▶ _WHAT TO PRODUCE_
Search the data for the string "JSON" and gather each line it is in.

-- MATERIAL PROVIDED start --

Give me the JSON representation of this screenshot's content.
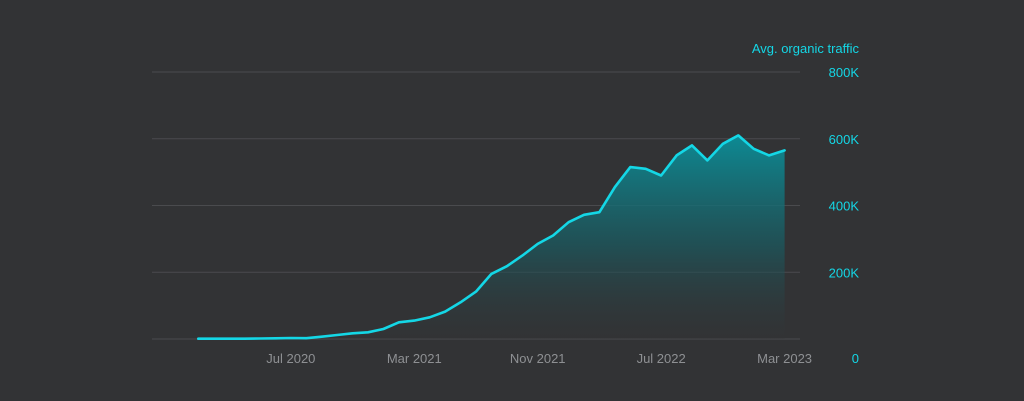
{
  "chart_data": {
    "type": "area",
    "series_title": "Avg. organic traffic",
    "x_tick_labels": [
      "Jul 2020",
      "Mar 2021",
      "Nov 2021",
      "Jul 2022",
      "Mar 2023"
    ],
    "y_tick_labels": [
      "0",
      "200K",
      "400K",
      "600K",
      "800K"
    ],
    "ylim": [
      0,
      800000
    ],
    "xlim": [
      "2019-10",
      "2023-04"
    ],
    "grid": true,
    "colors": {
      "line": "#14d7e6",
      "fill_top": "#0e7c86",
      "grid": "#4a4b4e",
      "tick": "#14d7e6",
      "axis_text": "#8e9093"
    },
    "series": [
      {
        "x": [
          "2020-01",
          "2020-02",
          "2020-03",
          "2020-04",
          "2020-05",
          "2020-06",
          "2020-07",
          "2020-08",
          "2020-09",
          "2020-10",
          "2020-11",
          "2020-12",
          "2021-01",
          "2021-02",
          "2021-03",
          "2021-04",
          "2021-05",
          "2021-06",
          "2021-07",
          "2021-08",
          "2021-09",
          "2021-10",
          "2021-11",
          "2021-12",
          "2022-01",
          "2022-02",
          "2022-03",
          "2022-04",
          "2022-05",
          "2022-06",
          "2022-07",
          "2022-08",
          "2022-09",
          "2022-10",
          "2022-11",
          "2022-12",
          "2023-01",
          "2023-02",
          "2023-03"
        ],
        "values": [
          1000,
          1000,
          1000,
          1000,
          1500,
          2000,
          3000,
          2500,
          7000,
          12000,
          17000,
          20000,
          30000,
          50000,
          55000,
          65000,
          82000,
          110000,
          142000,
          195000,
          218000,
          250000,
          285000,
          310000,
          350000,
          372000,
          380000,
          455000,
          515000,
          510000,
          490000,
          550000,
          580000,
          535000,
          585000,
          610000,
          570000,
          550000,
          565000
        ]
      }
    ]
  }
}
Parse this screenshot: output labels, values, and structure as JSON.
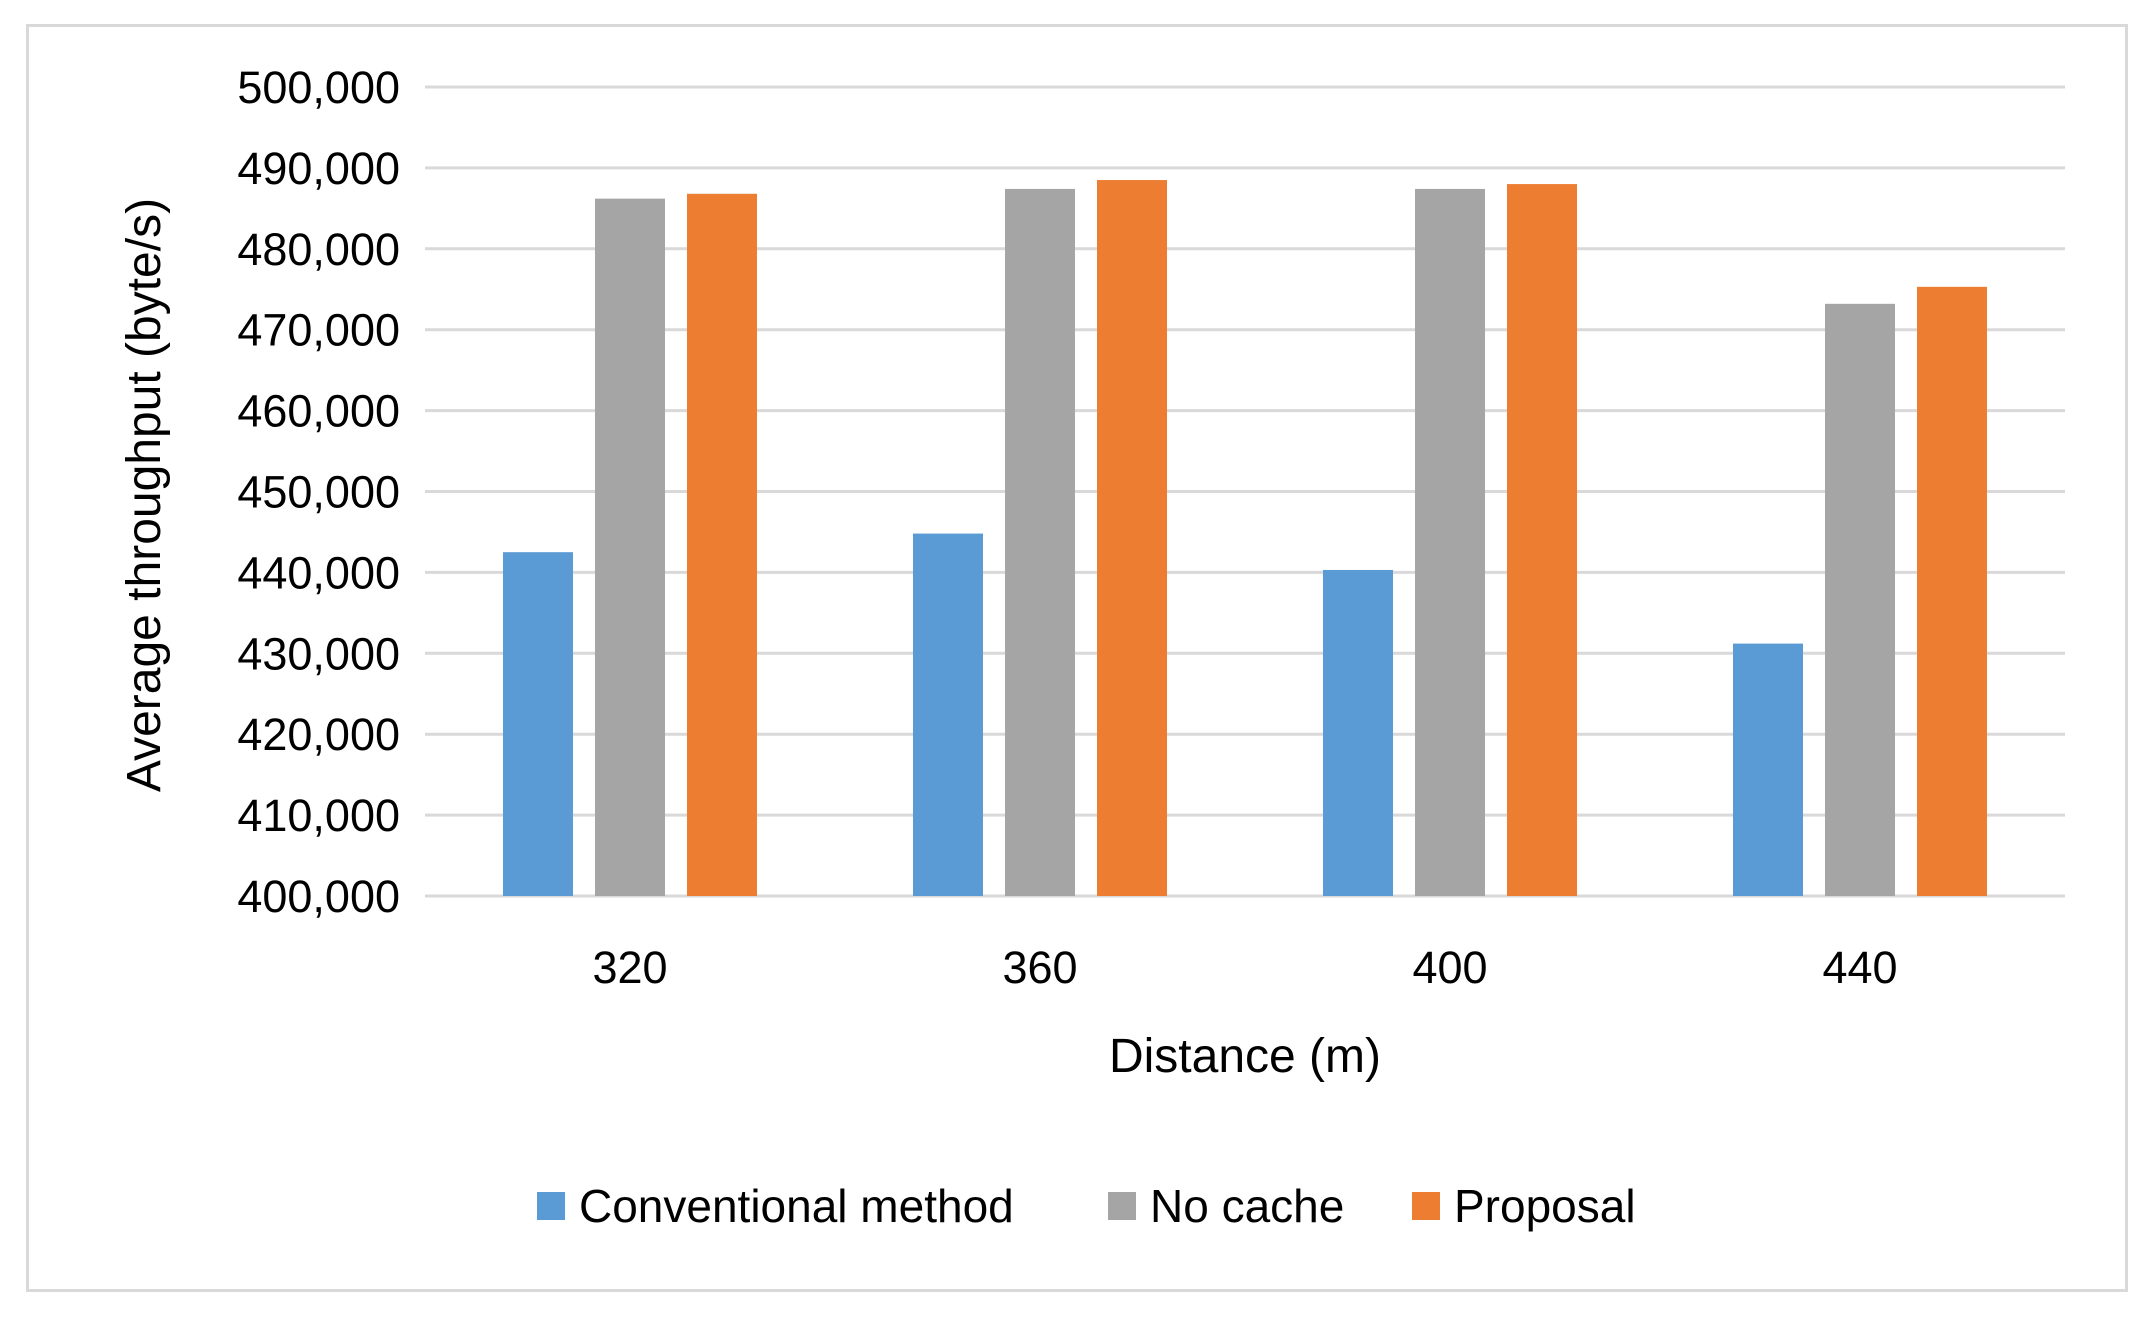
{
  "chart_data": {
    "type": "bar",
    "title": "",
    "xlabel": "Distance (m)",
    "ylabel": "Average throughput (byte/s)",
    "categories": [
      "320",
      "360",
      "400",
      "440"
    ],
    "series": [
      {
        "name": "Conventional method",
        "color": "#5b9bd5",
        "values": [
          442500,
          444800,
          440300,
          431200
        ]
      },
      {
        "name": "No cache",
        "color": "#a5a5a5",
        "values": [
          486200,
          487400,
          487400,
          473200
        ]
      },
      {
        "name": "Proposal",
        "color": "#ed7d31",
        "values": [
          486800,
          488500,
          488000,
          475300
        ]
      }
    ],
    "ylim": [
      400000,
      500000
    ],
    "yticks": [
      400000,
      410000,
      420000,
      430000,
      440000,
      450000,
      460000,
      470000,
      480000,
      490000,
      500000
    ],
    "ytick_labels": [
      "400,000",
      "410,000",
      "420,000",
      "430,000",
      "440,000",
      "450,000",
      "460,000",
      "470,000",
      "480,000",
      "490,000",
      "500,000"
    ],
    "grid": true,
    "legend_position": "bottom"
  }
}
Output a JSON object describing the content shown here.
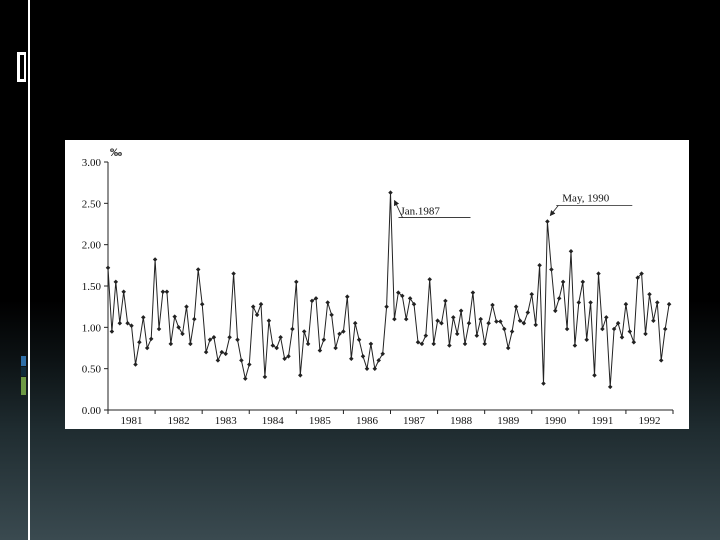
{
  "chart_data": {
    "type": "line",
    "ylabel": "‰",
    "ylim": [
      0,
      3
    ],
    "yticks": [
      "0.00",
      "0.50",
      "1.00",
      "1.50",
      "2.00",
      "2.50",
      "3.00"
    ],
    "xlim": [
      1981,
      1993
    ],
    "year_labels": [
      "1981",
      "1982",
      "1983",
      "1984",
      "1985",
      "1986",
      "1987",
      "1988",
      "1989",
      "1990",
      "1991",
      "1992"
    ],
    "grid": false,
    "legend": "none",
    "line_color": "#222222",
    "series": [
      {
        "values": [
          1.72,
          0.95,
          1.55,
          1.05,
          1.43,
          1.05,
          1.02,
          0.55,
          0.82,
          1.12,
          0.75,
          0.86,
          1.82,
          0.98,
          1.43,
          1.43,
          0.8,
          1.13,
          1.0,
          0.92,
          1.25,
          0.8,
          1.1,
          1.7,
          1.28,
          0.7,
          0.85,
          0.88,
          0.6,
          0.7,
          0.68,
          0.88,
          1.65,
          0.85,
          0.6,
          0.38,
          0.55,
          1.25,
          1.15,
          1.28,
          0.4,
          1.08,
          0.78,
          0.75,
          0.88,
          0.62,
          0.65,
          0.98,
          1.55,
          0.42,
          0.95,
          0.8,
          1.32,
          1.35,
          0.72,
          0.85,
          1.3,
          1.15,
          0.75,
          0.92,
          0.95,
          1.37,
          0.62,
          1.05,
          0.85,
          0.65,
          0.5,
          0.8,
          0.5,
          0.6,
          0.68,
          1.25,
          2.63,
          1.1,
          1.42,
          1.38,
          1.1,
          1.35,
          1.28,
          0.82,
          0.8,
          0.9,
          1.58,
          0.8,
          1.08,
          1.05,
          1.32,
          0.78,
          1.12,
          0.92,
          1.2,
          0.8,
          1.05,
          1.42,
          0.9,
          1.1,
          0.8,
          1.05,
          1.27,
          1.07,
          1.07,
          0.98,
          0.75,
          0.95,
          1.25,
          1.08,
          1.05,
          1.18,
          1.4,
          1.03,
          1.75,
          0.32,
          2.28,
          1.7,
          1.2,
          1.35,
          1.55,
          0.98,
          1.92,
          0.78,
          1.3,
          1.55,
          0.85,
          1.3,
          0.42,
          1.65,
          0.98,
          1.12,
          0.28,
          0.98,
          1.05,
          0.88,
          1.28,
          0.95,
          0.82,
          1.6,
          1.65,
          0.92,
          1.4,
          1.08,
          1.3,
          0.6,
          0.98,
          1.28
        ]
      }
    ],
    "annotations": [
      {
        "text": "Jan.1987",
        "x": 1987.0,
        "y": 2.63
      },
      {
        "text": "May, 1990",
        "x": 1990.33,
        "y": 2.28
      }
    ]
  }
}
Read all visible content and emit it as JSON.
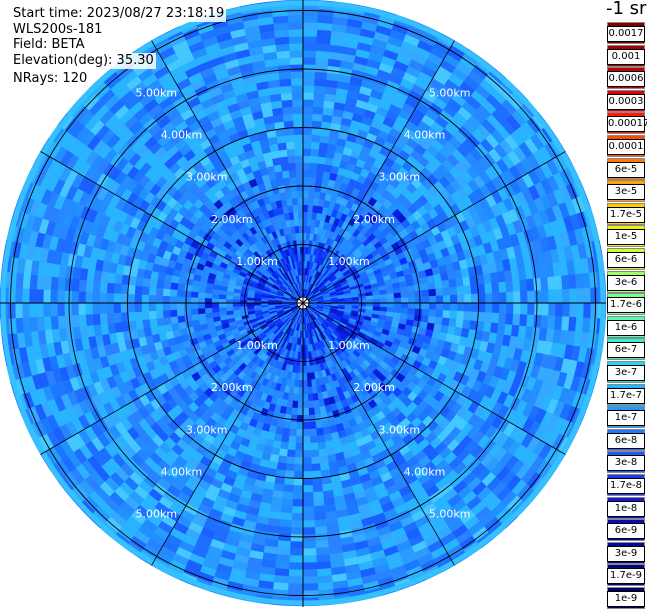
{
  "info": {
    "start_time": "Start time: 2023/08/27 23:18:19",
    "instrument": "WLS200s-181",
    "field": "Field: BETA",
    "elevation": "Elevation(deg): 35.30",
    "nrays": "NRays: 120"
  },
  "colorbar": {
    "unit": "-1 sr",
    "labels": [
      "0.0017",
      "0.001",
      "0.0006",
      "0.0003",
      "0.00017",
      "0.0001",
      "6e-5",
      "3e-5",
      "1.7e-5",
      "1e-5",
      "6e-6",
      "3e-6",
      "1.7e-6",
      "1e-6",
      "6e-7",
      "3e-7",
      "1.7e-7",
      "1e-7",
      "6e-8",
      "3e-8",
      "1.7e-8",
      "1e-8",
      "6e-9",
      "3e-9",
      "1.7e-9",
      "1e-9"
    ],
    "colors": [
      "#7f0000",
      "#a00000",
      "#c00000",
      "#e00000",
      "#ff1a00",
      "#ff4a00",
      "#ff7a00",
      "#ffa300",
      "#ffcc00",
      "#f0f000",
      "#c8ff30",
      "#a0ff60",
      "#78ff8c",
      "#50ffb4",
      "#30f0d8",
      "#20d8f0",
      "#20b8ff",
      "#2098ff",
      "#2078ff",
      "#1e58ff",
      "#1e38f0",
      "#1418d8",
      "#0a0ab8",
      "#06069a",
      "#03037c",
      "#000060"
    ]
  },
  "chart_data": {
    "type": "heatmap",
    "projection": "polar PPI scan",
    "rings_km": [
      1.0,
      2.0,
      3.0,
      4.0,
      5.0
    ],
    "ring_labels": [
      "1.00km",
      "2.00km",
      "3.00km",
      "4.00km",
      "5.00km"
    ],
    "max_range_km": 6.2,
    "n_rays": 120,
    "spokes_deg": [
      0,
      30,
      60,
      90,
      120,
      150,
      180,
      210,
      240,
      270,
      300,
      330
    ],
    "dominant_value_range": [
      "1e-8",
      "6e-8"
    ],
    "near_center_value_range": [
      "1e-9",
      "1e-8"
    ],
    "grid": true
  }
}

-- MATERIAL PROVIDED end --

▶ _EXERCISE SOLUTION_
Give me the JSON representation of this screenshot's content.
Parse this screenshot: output labels, values, and structure as JSON.
Output a JSON object describing the content shown here.
Read all visible content and emit it as JSON.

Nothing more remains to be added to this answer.